● **Task instructions**
Exact reproduction of the data is required, with images excluded.

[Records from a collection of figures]
====

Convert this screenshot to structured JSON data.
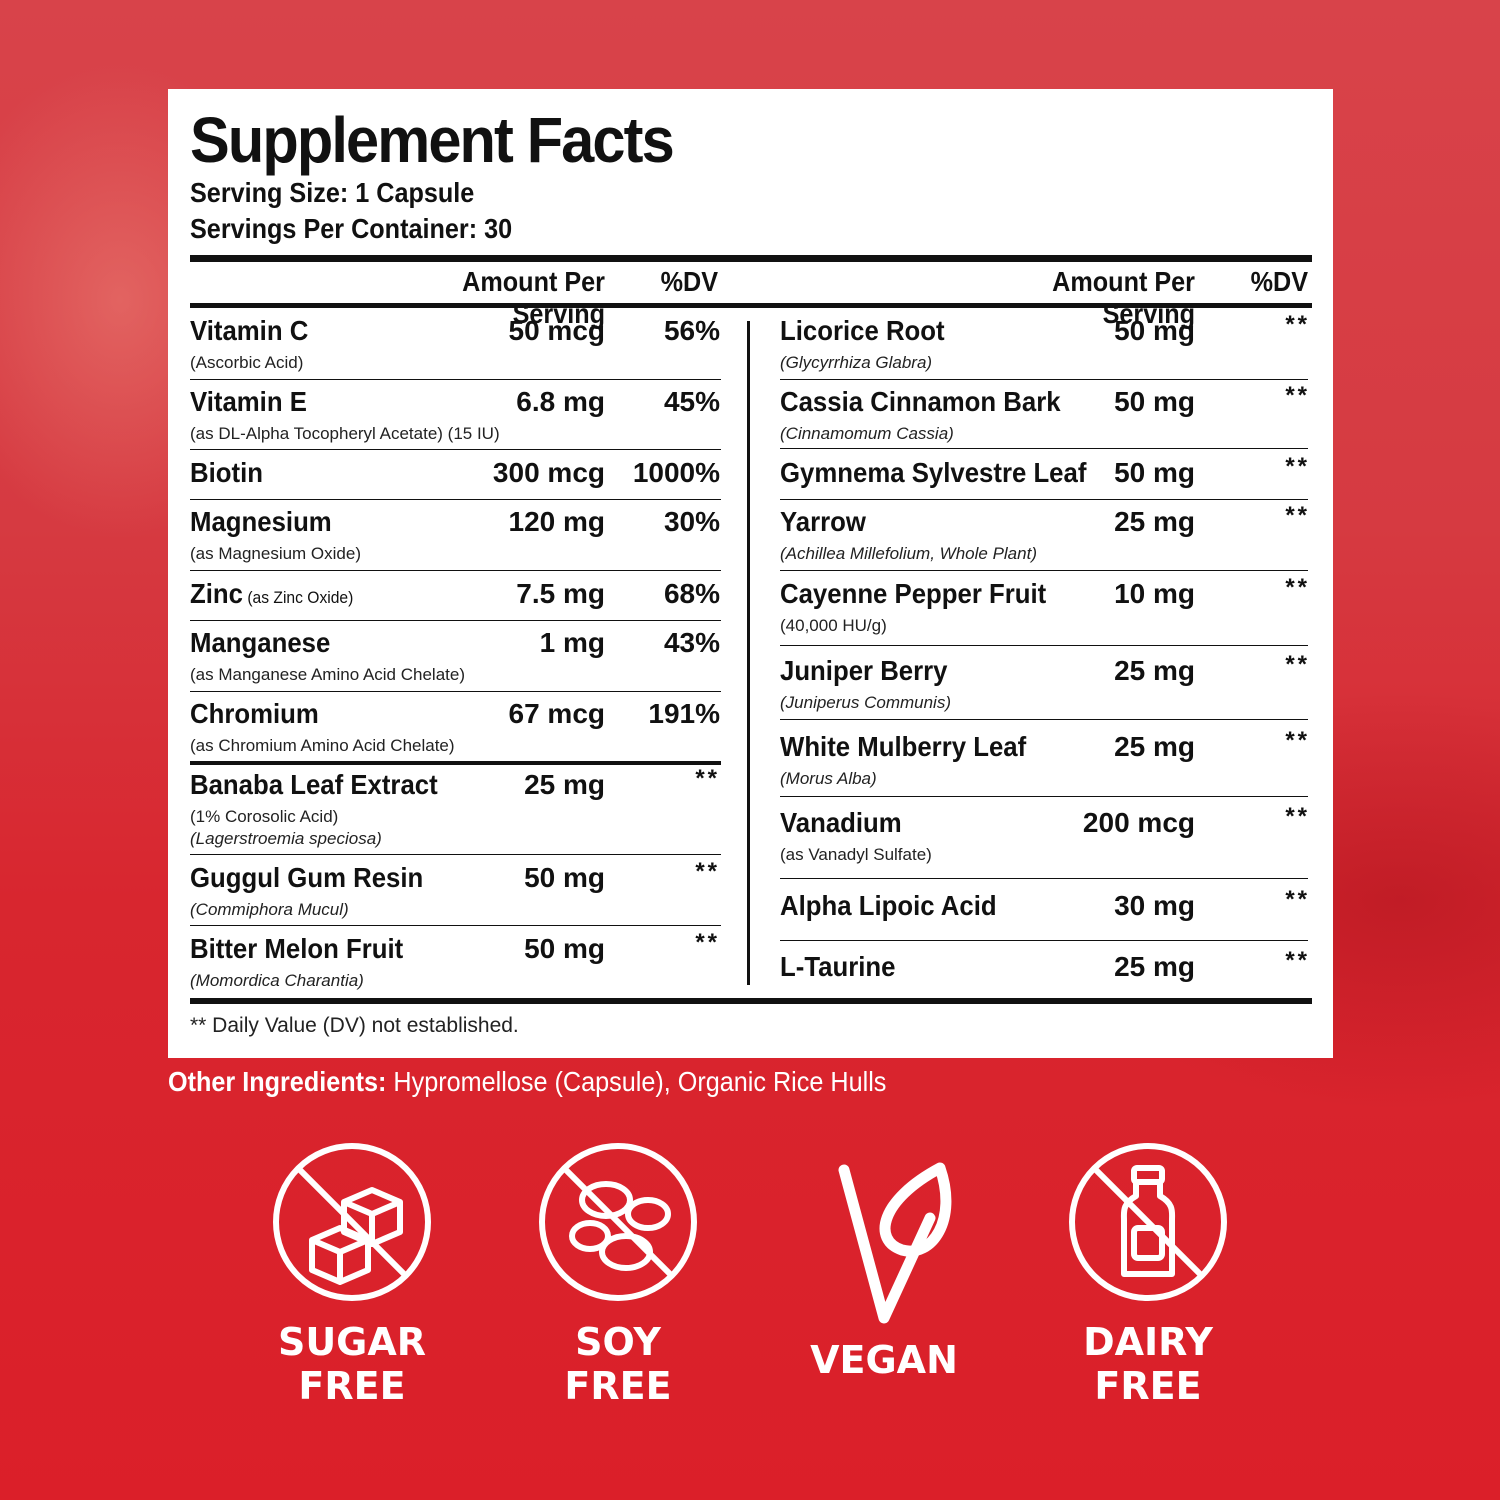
{
  "panel": {
    "title": "Supplement Facts",
    "serving_size": "Serving Size: 1 Capsule",
    "servings_per_container": "Servings Per Container: 30",
    "header": {
      "amount": "Amount Per Serving",
      "dv": "%DV"
    },
    "left_rows": [
      {
        "name": "Vitamin C",
        "sub": [
          "(Ascorbic Acid)"
        ],
        "italic": false,
        "amount": "50 mcg",
        "dv": "56%"
      },
      {
        "name": "Vitamin E",
        "sub": [
          "(as DL-Alpha Tocopheryl Acetate) (15 IU)"
        ],
        "italic": false,
        "amount": "6.8 mg",
        "dv": "45%"
      },
      {
        "name": "Biotin",
        "sub": [],
        "italic": false,
        "amount": "300 mcg",
        "dv": "1000%"
      },
      {
        "name": "Magnesium",
        "sub": [
          "(as Magnesium Oxide)"
        ],
        "italic": false,
        "amount": "120 mg",
        "dv": "30%"
      },
      {
        "name": "Zinc",
        "inline_sub": "(as Zinc Oxide)",
        "sub": [],
        "italic": false,
        "amount": "7.5 mg",
        "dv": "68%"
      },
      {
        "name": "Manganese",
        "sub": [
          "(as Manganese Amino Acid Chelate)"
        ],
        "italic": false,
        "amount": "1 mg",
        "dv": "43%"
      },
      {
        "name": "Chromium",
        "sub": [
          "(as Chromium Amino Acid Chelate)"
        ],
        "italic": false,
        "amount": "67 mcg",
        "dv": "191%"
      },
      {
        "name": "Banaba Leaf Extract",
        "sub": [
          "(1% Corosolic Acid)",
          "(Lagerstroemia speciosa)"
        ],
        "italic": false,
        "italic_second": true,
        "amount": "25 mg",
        "dv": "**"
      },
      {
        "name": "Guggul Gum Resin",
        "sub": [
          "(Commiphora Mucul)"
        ],
        "italic": true,
        "amount": "50 mg",
        "dv": "**"
      },
      {
        "name": "Bitter Melon Fruit",
        "sub": [
          "(Momordica Charantia)"
        ],
        "italic": true,
        "amount": "50 mg",
        "dv": "**"
      }
    ],
    "right_rows": [
      {
        "name": "Licorice Root",
        "sub": [
          "(Glycyrrhiza Glabra)"
        ],
        "italic": true,
        "amount": "50 mg",
        "dv": "**"
      },
      {
        "name": "Cassia Cinnamon Bark",
        "sub": [
          "(Cinnamomum Cassia)"
        ],
        "italic": true,
        "amount": "50 mg",
        "dv": "**"
      },
      {
        "name": "Gymnema Sylvestre Leaf",
        "sub": [],
        "italic": false,
        "amount": "50 mg",
        "dv": "**"
      },
      {
        "name": "Yarrow",
        "sub": [
          "(Achillea Millefolium, Whole Plant)"
        ],
        "italic": true,
        "amount": "25 mg",
        "dv": "**"
      },
      {
        "name": "Cayenne Pepper Fruit",
        "sub": [
          "(40,000 HU/g)"
        ],
        "italic": false,
        "amount": "10 mg",
        "dv": "**"
      },
      {
        "name": "Juniper Berry",
        "sub": [
          "(Juniperus Communis)"
        ],
        "italic": true,
        "amount": "25 mg",
        "dv": "**"
      },
      {
        "name": "White Mulberry Leaf",
        "sub": [
          "(Morus Alba)"
        ],
        "italic": true,
        "amount": "25 mg",
        "dv": "**"
      },
      {
        "name": "Vanadium",
        "sub": [
          "(as Vanadyl Sulfate)"
        ],
        "italic": false,
        "amount": "200 mcg",
        "dv": "**"
      },
      {
        "name": "Alpha Lipoic Acid",
        "sub": [],
        "italic": false,
        "amount": "30 mg",
        "dv": "**"
      },
      {
        "name": "L-Taurine",
        "sub": [],
        "italic": false,
        "amount": "25 mg",
        "dv": "**"
      }
    ],
    "footnote": "** Daily Value (DV) not established."
  },
  "other_ingredients": {
    "label": "Other Ingredients:",
    "value": " Hypromellose (Capsule), Organic Rice Hulls"
  },
  "badges": [
    {
      "icon": "sugar-cube-icon",
      "lines": [
        "SUGAR",
        "FREE"
      ]
    },
    {
      "icon": "soybean-icon",
      "lines": [
        "SOY",
        "FREE"
      ]
    },
    {
      "icon": "vegan-leaf-icon",
      "lines": [
        "VEGAN"
      ]
    },
    {
      "icon": "milk-bottle-icon",
      "lines": [
        "DAIRY",
        "FREE"
      ]
    }
  ],
  "colors": {
    "background": "#d8262f",
    "panel": "#ffffff",
    "ink": "#111111",
    "badge": "#ffffff"
  }
}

====

● **Answer to this problem**
Convert this screenshot to structured JSON data.
{
  "panel": {
    "title": "Supplement Facts",
    "serving_size": "Serving Size: 1 Capsule",
    "servings_per_container": "Servings Per Container: 30",
    "header": {
      "amount": "Amount Per Serving",
      "dv": "%DV"
    },
    "left_rows": [
      {
        "name": "Vitamin C",
        "sub": [
          "(Ascorbic Acid)"
        ],
        "italic": false,
        "amount": "50 mcg",
        "dv": "56%"
      },
      {
        "name": "Vitamin E",
        "sub": [
          "(as DL-Alpha Tocopheryl Acetate) (15 IU)"
        ],
        "italic": false,
        "amount": "6.8 mg",
        "dv": "45%"
      },
      {
        "name": "Biotin",
        "sub": [],
        "italic": false,
        "amount": "300 mcg",
        "dv": "1000%"
      },
      {
        "name": "Magnesium",
        "sub": [
          "(as Magnesium Oxide)"
        ],
        "italic": false,
        "amount": "120 mg",
        "dv": "30%"
      },
      {
        "name": "Zinc",
        "inline_sub": "(as Zinc Oxide)",
        "sub": [],
        "italic": false,
        "amount": "7.5 mg",
        "dv": "68%"
      },
      {
        "name": "Manganese",
        "sub": [
          "(as Manganese Amino Acid Chelate)"
        ],
        "italic": false,
        "amount": "1 mg",
        "dv": "43%"
      },
      {
        "name": "Chromium",
        "sub": [
          "(as Chromium Amino Acid Chelate)"
        ],
        "italic": false,
        "amount": "67 mcg",
        "dv": "191%"
      },
      {
        "name": "Banaba Leaf Extract",
        "sub": [
          "(1% Corosolic Acid)",
          "(Lagerstroemia speciosa)"
        ],
        "italic": false,
        "italic_second": true,
        "amount": "25 mg",
        "dv": "**"
      },
      {
        "name": "Guggul Gum Resin",
        "sub": [
          "(Commiphora Mucul)"
        ],
        "italic": true,
        "amount": "50 mg",
        "dv": "**"
      },
      {
        "name": "Bitter Melon Fruit",
        "sub": [
          "(Momordica Charantia)"
        ],
        "italic": true,
        "amount": "50 mg",
        "dv": "**"
      }
    ],
    "right_rows": [
      {
        "name": "Licorice Root",
        "sub": [
          "(Glycyrrhiza Glabra)"
        ],
        "italic": true,
        "amount": "50 mg",
        "dv": "**"
      },
      {
        "name": "Cassia Cinnamon Bark",
        "sub": [
          "(Cinnamomum Cassia)"
        ],
        "italic": true,
        "amount": "50 mg",
        "dv": "**"
      },
      {
        "name": "Gymnema Sylvestre Leaf",
        "sub": [],
        "italic": false,
        "amount": "50 mg",
        "dv": "**"
      },
      {
        "name": "Yarrow",
        "sub": [
          "(Achillea Millefolium, Whole Plant)"
        ],
        "italic": true,
        "amount": "25 mg",
        "dv": "**"
      },
      {
        "name": "Cayenne Pepper Fruit",
        "sub": [
          "(40,000 HU/g)"
        ],
        "italic": false,
        "amount": "10 mg",
        "dv": "**"
      },
      {
        "name": "Juniper Berry",
        "sub": [
          "(Juniperus Communis)"
        ],
        "italic": true,
        "amount": "25 mg",
        "dv": "**"
      },
      {
        "name": "White Mulberry Leaf",
        "sub": [
          "(Morus Alba)"
        ],
        "italic": true,
        "amount": "25 mg",
        "dv": "**"
      },
      {
        "name": "Vanadium",
        "sub": [
          "(as Vanadyl Sulfate)"
        ],
        "italic": false,
        "amount": "200 mcg",
        "dv": "**"
      },
      {
        "name": "Alpha Lipoic Acid",
        "sub": [],
        "italic": false,
        "amount": "30 mg",
        "dv": "**"
      },
      {
        "name": "L-Taurine",
        "sub": [],
        "italic": false,
        "amount": "25 mg",
        "dv": "**"
      }
    ],
    "footnote": "** Daily Value (DV) not established."
  },
  "other_ingredients": {
    "label": "Other Ingredients:",
    "value": " Hypromellose (Capsule), Organic Rice Hulls"
  },
  "badges": [
    {
      "icon": "sugar-cube-icon",
      "lines": [
        "SUGAR",
        "FREE"
      ]
    },
    {
      "icon": "soybean-icon",
      "lines": [
        "SOY",
        "FREE"
      ]
    },
    {
      "icon": "vegan-leaf-icon",
      "lines": [
        "VEGAN"
      ]
    },
    {
      "icon": "milk-bottle-icon",
      "lines": [
        "DAIRY",
        "FREE"
      ]
    }
  ],
  "colors": {
    "background": "#d8262f",
    "panel": "#ffffff",
    "ink": "#111111",
    "badge": "#ffffff"
  }
}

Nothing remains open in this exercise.